> _RECORD EXCERPTS_

··········

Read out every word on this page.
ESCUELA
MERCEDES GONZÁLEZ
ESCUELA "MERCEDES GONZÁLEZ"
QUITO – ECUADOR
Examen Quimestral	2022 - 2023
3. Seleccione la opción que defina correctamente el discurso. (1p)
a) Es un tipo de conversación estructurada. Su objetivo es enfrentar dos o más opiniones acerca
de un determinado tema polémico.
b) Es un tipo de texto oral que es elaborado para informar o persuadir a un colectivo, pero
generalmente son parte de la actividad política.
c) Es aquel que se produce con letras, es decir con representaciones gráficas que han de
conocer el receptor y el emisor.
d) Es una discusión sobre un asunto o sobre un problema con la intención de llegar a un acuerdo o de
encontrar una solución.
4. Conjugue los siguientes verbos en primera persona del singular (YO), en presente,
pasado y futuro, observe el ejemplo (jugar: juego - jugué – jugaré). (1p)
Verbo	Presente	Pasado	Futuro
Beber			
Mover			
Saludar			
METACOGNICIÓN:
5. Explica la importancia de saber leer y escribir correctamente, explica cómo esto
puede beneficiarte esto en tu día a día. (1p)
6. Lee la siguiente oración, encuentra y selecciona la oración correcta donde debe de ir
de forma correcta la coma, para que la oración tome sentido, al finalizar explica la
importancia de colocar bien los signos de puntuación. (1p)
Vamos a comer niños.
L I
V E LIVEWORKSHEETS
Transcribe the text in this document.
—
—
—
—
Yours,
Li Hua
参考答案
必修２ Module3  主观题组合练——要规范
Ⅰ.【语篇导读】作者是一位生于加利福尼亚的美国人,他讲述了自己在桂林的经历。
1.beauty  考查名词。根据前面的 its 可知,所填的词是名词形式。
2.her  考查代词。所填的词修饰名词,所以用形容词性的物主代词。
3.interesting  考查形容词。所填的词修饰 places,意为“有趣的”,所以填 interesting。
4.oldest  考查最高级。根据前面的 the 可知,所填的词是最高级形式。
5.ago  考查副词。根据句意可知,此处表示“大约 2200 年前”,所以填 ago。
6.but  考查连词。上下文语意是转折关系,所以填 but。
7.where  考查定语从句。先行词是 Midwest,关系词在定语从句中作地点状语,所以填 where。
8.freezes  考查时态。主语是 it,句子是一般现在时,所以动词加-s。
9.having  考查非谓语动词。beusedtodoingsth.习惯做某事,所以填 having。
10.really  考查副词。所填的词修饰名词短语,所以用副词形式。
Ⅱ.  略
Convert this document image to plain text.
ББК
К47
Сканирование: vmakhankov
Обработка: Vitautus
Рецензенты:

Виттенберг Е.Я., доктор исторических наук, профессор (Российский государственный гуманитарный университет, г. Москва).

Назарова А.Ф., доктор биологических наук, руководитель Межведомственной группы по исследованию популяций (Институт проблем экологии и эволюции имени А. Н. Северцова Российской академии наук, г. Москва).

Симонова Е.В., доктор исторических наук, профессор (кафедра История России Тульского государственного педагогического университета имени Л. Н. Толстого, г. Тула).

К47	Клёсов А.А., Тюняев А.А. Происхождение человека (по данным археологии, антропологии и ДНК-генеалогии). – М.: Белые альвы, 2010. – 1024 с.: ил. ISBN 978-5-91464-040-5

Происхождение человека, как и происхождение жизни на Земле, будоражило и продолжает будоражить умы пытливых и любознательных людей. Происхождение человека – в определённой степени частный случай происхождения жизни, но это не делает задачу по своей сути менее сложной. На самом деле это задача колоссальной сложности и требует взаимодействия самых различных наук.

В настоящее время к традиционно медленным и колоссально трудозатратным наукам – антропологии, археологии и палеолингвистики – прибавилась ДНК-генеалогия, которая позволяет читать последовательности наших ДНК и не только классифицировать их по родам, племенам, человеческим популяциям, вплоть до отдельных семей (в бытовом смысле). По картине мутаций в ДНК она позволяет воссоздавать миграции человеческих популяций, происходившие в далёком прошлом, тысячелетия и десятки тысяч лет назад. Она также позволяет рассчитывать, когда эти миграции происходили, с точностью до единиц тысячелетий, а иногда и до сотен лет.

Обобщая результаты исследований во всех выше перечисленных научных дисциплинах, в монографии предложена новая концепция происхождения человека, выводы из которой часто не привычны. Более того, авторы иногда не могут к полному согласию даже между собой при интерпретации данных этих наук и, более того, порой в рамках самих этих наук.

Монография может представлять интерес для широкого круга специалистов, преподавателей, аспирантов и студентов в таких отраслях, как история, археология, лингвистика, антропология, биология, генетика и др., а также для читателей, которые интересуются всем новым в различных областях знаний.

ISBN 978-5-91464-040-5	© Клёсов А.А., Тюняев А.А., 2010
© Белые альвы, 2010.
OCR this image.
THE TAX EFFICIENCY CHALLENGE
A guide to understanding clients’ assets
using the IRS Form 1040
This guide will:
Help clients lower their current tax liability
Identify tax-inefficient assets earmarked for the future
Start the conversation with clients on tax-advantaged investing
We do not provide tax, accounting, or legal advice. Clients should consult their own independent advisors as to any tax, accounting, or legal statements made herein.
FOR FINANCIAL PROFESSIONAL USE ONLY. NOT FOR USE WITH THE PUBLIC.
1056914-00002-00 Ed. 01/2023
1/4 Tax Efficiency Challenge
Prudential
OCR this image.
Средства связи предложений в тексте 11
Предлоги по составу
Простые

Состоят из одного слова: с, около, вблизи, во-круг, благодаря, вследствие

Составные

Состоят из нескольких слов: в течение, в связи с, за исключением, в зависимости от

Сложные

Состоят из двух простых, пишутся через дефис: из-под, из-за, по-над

··········

> _WHAT TO PRODUCE_
Pull out every line of the entries that includes the word "Состоят".

> _CORRECT RESPONSE_
Состоят из одного слова: с, около, вблизи, во-круг, благодаря, вследствие
Состоят из нескольких слов: в течение, в связи с, за исключением, в зависимости от
Состоят из двух простых, пишутся через дефис: из-под, из-за, по-над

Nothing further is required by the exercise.